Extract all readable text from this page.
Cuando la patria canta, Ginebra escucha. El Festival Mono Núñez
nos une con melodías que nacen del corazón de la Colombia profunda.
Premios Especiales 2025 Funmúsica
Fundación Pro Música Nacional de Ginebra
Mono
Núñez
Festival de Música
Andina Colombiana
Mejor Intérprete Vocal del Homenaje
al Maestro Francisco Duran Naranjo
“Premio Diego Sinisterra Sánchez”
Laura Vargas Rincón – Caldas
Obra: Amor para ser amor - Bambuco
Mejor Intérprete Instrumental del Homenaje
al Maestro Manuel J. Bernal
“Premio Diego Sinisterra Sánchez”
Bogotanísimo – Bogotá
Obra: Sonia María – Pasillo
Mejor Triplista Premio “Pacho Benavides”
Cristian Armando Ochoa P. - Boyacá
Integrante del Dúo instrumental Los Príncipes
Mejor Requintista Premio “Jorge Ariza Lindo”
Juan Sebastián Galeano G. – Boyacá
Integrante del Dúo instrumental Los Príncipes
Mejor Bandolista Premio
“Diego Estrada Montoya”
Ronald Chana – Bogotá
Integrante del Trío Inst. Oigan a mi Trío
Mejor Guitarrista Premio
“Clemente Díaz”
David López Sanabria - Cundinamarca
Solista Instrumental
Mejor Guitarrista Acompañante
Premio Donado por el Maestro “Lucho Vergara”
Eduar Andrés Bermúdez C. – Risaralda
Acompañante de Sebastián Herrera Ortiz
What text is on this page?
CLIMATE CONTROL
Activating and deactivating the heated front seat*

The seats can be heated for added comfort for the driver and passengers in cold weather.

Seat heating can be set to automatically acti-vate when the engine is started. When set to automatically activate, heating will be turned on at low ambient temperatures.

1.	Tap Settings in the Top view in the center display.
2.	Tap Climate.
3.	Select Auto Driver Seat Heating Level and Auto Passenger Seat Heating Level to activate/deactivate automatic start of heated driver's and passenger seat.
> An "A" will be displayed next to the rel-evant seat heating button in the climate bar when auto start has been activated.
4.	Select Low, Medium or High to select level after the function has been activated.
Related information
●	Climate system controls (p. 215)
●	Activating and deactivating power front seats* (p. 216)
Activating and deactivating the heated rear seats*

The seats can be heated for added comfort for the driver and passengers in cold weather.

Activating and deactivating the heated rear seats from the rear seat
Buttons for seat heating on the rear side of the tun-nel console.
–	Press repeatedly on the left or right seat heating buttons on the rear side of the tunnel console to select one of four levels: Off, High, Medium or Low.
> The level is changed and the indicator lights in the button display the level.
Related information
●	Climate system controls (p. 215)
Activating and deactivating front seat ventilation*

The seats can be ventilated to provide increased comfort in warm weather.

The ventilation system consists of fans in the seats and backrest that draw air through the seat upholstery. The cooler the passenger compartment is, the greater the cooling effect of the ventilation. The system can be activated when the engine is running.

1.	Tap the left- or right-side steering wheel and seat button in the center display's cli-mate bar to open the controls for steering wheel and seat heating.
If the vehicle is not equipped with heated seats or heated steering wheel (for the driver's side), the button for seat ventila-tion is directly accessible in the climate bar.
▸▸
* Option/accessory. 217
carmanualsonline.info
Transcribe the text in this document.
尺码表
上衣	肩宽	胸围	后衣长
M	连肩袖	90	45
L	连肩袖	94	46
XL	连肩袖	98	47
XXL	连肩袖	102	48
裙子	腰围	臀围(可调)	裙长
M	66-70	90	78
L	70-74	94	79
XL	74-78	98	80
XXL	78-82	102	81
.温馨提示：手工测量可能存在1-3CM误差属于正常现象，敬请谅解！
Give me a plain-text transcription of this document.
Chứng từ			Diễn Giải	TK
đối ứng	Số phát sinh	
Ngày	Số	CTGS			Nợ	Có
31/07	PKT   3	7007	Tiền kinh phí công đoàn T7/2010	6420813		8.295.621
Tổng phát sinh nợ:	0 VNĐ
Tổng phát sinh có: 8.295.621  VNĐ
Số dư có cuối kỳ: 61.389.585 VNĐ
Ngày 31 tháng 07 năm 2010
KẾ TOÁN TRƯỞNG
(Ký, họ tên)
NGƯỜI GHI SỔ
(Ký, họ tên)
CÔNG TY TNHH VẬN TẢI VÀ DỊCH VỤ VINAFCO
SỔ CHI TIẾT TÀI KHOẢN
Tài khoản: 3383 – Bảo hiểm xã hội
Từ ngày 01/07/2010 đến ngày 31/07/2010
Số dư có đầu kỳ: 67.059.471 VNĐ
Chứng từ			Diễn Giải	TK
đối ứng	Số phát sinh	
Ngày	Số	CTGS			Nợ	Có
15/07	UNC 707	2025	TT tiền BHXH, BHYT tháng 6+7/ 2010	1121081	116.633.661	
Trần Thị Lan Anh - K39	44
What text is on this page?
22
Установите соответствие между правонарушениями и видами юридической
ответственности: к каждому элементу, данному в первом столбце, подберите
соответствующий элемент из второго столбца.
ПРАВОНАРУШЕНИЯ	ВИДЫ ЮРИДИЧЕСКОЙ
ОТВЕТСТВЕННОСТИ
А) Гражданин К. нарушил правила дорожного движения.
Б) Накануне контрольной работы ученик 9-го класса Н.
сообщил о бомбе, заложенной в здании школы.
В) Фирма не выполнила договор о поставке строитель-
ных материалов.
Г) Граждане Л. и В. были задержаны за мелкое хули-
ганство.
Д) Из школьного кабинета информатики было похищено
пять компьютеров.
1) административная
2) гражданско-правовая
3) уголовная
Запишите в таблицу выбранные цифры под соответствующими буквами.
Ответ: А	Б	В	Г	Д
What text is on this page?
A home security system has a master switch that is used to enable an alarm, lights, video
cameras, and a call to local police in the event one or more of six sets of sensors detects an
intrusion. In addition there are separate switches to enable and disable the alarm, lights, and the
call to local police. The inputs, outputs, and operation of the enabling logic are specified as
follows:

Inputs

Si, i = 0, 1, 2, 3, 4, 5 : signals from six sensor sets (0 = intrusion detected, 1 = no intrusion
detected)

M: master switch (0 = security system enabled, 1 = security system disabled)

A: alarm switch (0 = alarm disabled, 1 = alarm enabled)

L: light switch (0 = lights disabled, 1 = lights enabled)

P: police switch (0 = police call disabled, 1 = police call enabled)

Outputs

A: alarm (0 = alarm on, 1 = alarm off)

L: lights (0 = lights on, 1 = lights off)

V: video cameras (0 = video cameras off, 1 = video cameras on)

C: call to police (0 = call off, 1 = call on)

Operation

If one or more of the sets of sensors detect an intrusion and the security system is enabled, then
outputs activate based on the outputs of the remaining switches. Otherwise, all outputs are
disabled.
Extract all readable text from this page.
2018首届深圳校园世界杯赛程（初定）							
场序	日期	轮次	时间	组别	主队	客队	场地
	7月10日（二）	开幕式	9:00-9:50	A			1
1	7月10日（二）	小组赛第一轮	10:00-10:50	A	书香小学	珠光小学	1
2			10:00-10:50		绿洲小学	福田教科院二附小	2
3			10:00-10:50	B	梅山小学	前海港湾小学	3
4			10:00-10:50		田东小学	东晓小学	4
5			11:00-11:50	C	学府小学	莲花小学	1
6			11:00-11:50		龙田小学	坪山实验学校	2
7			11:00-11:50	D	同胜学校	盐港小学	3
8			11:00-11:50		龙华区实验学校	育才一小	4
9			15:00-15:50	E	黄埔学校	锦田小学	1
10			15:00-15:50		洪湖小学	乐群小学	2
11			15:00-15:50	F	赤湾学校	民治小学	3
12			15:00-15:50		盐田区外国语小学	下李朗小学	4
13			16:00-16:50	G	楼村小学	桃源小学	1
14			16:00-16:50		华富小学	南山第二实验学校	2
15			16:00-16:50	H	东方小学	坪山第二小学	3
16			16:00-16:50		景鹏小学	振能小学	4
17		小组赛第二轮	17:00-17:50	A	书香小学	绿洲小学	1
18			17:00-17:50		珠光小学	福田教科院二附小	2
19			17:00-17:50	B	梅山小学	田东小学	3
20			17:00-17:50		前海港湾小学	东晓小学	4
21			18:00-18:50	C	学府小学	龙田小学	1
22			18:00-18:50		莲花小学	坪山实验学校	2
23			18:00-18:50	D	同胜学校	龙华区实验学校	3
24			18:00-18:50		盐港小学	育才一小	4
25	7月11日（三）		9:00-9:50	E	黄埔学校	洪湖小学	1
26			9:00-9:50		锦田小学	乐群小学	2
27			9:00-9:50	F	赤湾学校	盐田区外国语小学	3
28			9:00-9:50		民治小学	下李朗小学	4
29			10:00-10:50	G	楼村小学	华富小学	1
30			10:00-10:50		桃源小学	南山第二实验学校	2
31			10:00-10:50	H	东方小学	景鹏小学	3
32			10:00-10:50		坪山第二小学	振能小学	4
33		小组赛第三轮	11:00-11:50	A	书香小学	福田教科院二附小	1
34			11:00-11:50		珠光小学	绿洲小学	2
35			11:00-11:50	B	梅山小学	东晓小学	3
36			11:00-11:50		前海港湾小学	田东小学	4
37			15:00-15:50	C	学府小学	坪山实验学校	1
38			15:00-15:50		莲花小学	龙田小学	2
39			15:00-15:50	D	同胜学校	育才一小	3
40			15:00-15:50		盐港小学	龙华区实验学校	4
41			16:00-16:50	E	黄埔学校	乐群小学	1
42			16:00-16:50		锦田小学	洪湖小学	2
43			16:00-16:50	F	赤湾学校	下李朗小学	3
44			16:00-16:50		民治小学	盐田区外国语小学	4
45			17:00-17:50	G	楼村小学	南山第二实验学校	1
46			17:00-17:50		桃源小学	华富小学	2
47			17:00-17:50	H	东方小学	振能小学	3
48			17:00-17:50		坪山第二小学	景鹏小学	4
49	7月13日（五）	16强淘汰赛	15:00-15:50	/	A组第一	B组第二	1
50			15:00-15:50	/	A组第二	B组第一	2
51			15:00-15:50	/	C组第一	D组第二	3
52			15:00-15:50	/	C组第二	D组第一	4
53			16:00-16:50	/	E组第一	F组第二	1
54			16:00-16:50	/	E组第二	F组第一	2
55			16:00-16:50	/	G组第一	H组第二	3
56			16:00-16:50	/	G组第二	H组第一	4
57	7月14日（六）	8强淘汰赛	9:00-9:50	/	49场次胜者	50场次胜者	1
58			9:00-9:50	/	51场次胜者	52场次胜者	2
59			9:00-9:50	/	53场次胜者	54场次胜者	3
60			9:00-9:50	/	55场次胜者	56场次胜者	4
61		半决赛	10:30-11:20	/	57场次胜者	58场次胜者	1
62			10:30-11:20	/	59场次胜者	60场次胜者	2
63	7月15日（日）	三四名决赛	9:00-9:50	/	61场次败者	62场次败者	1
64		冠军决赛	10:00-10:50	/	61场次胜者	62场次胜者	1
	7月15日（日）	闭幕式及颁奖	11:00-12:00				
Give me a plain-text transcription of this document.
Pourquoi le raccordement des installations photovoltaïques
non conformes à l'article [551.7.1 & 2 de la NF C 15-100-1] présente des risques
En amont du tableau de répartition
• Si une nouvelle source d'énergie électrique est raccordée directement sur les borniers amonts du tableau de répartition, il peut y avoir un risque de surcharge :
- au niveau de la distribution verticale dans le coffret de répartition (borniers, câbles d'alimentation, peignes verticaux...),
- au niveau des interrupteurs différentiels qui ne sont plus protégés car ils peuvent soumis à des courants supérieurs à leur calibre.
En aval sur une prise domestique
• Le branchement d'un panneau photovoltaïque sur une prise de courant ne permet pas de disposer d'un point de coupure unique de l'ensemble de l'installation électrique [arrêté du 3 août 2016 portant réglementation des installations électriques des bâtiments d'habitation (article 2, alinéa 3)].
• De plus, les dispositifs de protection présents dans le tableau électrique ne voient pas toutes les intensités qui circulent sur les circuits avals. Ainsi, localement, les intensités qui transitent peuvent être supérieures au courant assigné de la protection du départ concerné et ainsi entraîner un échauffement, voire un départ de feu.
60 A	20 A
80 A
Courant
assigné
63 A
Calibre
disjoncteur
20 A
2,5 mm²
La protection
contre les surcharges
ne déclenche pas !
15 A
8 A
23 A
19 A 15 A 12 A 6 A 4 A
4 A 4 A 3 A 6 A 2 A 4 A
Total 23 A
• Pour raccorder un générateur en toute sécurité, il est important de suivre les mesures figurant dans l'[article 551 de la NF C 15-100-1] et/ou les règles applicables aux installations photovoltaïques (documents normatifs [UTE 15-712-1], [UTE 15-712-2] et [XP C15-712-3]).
◇ ◇ ◇ ◇ ◇
● JOB:
Pick out and copy the lines of the entries that hold the string "Maestro".

● SOLUTION TO THE PROBLEM:
al Maestro Francisco Duran Naranjo
al Maestro Manuel J. Bernal
Premio Donado por el Maestro “Lucho Vergara”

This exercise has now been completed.